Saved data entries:
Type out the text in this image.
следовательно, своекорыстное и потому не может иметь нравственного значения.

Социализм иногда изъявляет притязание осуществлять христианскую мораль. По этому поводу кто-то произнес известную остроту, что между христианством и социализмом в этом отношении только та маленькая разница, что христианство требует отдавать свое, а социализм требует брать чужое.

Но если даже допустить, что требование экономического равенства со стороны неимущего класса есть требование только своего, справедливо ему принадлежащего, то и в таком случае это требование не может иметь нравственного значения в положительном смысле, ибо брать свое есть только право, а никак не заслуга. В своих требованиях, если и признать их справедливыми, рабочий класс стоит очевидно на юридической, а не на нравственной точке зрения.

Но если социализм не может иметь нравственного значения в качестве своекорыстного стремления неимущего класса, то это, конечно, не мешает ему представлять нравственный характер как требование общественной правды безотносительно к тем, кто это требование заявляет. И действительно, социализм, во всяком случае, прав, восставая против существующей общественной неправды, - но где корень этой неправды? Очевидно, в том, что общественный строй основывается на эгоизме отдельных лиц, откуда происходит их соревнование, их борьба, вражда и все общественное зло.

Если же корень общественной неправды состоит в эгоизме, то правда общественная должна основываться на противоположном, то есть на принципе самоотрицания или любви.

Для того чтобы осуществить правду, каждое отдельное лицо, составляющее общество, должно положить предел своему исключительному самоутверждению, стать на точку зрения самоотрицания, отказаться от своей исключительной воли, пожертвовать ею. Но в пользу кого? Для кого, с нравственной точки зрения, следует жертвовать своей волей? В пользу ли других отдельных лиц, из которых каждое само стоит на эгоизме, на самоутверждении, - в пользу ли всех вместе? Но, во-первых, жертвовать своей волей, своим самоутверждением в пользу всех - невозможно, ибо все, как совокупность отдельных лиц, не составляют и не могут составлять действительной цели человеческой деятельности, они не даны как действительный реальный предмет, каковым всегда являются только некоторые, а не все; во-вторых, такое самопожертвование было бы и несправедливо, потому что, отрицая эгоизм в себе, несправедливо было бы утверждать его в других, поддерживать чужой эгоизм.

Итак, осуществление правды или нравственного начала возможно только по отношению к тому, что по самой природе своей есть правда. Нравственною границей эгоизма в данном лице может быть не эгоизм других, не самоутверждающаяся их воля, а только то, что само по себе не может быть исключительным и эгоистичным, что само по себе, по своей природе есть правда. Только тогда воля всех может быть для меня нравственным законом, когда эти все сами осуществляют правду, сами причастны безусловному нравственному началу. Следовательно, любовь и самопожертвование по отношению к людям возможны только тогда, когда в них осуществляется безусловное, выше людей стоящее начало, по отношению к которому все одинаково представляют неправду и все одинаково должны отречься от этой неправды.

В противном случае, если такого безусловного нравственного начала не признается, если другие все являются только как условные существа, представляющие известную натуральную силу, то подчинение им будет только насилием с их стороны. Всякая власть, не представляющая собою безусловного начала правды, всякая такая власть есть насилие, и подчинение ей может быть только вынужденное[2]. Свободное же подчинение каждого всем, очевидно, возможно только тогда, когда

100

INSTRUCTION ->
Print the listing above in full, exactly as it is.

THE COMPLETED TASK ->
Type out the text in this image.
следовательно, своекорыстное и потому не может иметь нравственного значения.

Социализм иногда изъявляет притязание осуществлять христианскую мораль. По этому поводу кто-то произнес известную остроту, что между христианством и социализмом в этом отношении только та маленькая разница, что христианство требует отдавать свое, а социализм требует брать чужое.

Но если даже допустить, что требование экономического равенства со стороны неимущего класса есть требование только своего, справедливо ему принадлежащего, то и в таком случае это требование не может иметь нравственного значения в положительном смысле, ибо брать свое есть только право, а никак не заслуга. В своих требованиях, если и признать их справедливыми, рабочий класс стоит очевидно на юридической, а не на нравственной точке зрения.

Но если социализм не может иметь нравственного значения в качестве своекорыстного стремления неимущего класса, то это, конечно, не мешает ему представлять нравственный характер как требование общественной правды безотносительно к тем, кто это требование заявляет. И действительно, социализм, во всяком случае, прав, восставая против существующей общественной неправды, - но где корень этой неправды? Очевидно, в том, что общественный строй основывается на эгоизме отдельных лиц, откуда происходит их соревнование, их борьба, вражда и все общественное зло.

Если же корень общественной неправды состоит в эгоизме, то правда общественная должна основываться на противоположном, то есть на принципе самоотрицания или любви.

Для того чтобы осуществить правду, каждое отдельное лицо, составляющее общество, должно положить предел своему исключительному самоутверждению, стать на точку зрения самоотрицания, отказаться от своей исключительной воли, пожертвовать ею. Но в пользу кого? Для кого, с нравственной точки зрения, следует жертвовать своей волей? В пользу ли других отдельных лиц, из которых каждое само стоит на эгоизме, на самоутверждении, - в пользу ли всех вместе? Но, во-первых, жертвовать своей волей, своим самоутверждением в пользу всех - невозможно, ибо все, как совокупность отдельных лиц, не составляют и не могут составлять действительной цели человеческой деятельности, они не даны как действительный реальный предмет, каковым всегда являются только некоторые, а не все; во-вторых, такое самопожертвование было бы и несправедливо, потому что, отрицая эгоизм в себе, несправедливо было бы утверждать его в других, поддерживать чужой эгоизм.

Итак, осуществление правды или нравственного начала возможно только по отношению к тому, что по самой природе своей есть правда. Нравственною границей эгоизма в данном лице может быть не эгоизм других, не самоутверждающаяся их воля, а только то, что само по себе не может быть исключительным и эгоистичным, что само по себе, по своей природе есть правда. Только тогда воля всех может быть для меня нравственным законом, когда эти все сами осуществляют правду, сами причастны безусловному нравственному началу. Следовательно, любовь и самопожертвование по отношению к людям возможны только тогда, когда в них осуществляется безусловное, выше людей стоящее начало, по отношению к которому все одинаково представляют неправду и все одинаково должны отречься от этой неправды.

В противном случае, если такого безусловного нравственного начала не признается, если другие все являются только как условные существа, представляющие известную натуральную силу, то подчинение им будет только насилием с их стороны. Всякая власть, не представляющая собою безусловного начала правды, всякая такая власть есть насилие, и подчинение ей может быть только вынужденное[2]. Свободное же подчинение каждого всем, очевидно, возможно только тогда, когда

100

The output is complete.